#### [PROBLEM DESCRIPTION]
Using the material that follows, identify and copy each line with the string "title".

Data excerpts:
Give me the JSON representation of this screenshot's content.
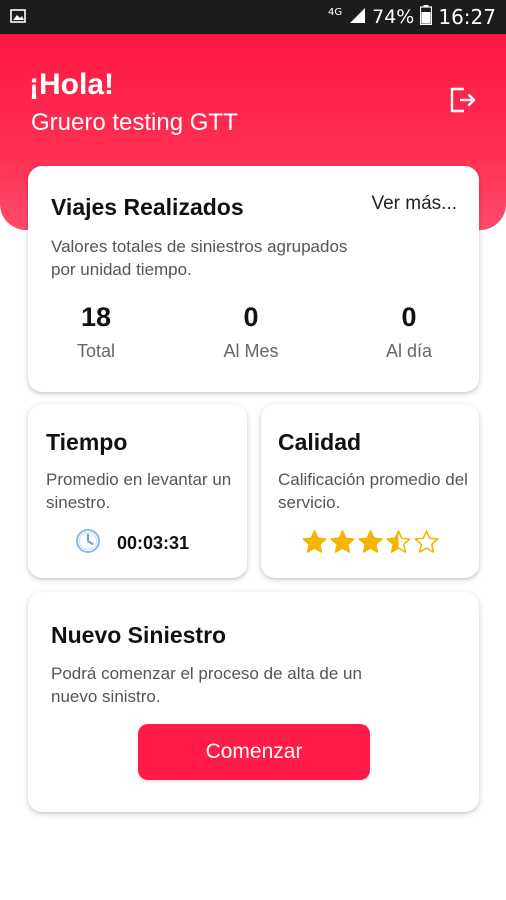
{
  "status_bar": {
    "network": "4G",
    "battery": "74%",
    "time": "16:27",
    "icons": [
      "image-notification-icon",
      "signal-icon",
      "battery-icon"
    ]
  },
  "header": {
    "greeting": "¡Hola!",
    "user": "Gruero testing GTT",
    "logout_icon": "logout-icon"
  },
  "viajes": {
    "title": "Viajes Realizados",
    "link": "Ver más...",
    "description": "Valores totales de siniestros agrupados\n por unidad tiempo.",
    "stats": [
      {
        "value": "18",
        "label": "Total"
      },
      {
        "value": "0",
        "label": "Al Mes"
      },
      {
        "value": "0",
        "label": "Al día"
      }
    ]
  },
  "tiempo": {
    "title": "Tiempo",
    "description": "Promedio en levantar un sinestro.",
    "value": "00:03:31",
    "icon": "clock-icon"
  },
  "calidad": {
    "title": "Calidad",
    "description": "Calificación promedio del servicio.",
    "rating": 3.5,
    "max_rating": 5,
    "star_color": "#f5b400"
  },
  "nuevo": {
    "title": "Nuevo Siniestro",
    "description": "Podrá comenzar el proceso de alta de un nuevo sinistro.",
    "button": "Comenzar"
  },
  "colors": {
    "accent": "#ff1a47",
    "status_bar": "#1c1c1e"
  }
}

#### [SOLVED PROBLEM]
    "title": "Viajes Realizados",
    "title": "Tiempo",
    "title": "Calidad",
    "title": "Nuevo Siniestro",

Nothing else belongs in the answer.